-------- Information provided --------
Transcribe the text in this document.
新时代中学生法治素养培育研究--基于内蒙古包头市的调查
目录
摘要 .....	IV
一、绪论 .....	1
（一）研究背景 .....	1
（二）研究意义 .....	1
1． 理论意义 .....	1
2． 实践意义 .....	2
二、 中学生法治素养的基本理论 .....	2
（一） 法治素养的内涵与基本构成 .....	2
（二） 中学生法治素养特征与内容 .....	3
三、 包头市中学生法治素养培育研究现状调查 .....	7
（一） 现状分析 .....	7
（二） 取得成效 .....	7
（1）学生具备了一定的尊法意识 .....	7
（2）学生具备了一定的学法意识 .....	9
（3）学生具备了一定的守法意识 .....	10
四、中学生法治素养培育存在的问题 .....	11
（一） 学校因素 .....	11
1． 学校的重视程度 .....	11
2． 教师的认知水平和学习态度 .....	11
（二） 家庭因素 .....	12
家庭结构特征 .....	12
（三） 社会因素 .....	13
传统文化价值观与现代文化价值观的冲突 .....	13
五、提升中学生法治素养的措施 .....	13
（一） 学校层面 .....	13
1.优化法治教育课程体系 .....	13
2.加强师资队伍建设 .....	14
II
--------
• **Goal**: Restate the listing above word for word.

• **Solution to this exercise**:
Transcribe the text in this document.
新时代中学生法治素养培育研究--基于内蒙古包头市的调查
目录
摘要 .....	IV
一、绪论 .....	1
（一）研究背景 .....	1
（二）研究意义 .....	1
1． 理论意义 .....	1
2． 实践意义 .....	2
二、 中学生法治素养的基本理论 .....	2
（一） 法治素养的内涵与基本构成 .....	2
（二） 中学生法治素养特征与内容 .....	3
三、 包头市中学生法治素养培育研究现状调查 .....	7
（一） 现状分析 .....	7
（二） 取得成效 .....	7
（1）学生具备了一定的尊法意识 .....	7
（2）学生具备了一定的学法意识 .....	9
（3）学生具备了一定的守法意识 .....	10
四、中学生法治素养培育存在的问题 .....	11
（一） 学校因素 .....	11
1． 学校的重视程度 .....	11
2． 教师的认知水平和学习态度 .....	11
（二） 家庭因素 .....	12
家庭结构特征 .....	12
（三） 社会因素 .....	13
传统文化价值观与现代文化价值观的冲突 .....	13
五、提升中学生法治素养的措施 .....	13
（一） 学校层面 .....	13
1.优化法治教育课程体系 .....	13
2.加强师资队伍建设 .....	14
II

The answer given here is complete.